*GIVEN REQUEST*
Write out all the data again, exactly as it stands.

Extracted records
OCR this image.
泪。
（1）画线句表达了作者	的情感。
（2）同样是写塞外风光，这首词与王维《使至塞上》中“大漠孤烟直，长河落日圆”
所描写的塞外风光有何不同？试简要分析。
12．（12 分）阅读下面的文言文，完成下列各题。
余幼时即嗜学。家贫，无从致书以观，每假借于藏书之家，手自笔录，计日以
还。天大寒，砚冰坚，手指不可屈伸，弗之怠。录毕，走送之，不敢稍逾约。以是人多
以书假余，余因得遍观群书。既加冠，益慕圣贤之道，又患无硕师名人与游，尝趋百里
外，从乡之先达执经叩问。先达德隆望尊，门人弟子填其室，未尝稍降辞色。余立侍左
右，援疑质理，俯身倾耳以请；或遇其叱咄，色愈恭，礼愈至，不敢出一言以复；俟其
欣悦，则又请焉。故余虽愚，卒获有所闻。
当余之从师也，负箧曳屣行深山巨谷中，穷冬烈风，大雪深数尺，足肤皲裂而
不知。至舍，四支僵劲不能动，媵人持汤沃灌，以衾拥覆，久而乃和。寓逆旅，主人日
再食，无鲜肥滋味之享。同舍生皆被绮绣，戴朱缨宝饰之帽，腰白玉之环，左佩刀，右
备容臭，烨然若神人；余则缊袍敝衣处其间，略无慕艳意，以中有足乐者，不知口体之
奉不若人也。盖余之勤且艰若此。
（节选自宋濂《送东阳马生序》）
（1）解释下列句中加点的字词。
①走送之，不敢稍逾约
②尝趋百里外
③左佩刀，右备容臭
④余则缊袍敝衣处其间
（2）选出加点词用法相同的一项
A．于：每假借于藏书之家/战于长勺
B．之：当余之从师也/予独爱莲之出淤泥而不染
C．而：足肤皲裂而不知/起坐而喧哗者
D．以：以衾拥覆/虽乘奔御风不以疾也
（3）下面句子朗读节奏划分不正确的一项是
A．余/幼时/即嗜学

*RESPONSE*
OCR this image.
泪。
（1）画线句表达了作者	的情感。
（2）同样是写塞外风光，这首词与王维《使至塞上》中“大漠孤烟直，长河落日圆”
所描写的塞外风光有何不同？试简要分析。
12．（12 分）阅读下面的文言文，完成下列各题。
余幼时即嗜学。家贫，无从致书以观，每假借于藏书之家，手自笔录，计日以
还。天大寒，砚冰坚，手指不可屈伸，弗之怠。录毕，走送之，不敢稍逾约。以是人多
以书假余，余因得遍观群书。既加冠，益慕圣贤之道，又患无硕师名人与游，尝趋百里
外，从乡之先达执经叩问。先达德隆望尊，门人弟子填其室，未尝稍降辞色。余立侍左
右，援疑质理，俯身倾耳以请；或遇其叱咄，色愈恭，礼愈至，不敢出一言以复；俟其
欣悦，则又请焉。故余虽愚，卒获有所闻。
当余之从师也，负箧曳屣行深山巨谷中，穷冬烈风，大雪深数尺，足肤皲裂而
不知。至舍，四支僵劲不能动，媵人持汤沃灌，以衾拥覆，久而乃和。寓逆旅，主人日
再食，无鲜肥滋味之享。同舍生皆被绮绣，戴朱缨宝饰之帽，腰白玉之环，左佩刀，右
备容臭，烨然若神人；余则缊袍敝衣处其间，略无慕艳意，以中有足乐者，不知口体之
奉不若人也。盖余之勤且艰若此。
（节选自宋濂《送东阳马生序》）
（1）解释下列句中加点的字词。
①走送之，不敢稍逾约
②尝趋百里外
③左佩刀，右备容臭
④余则缊袍敝衣处其间
（2）选出加点词用法相同的一项
A．于：每假借于藏书之家/战于长勺
B．之：当余之从师也/予独爱莲之出淤泥而不染
C．而：足肤皲裂而不知/起坐而喧哗者
D．以：以衾拥覆/虽乘奔御风不以疾也
（3）下面句子朗读节奏划分不正确的一项是
A．余/幼时/即嗜学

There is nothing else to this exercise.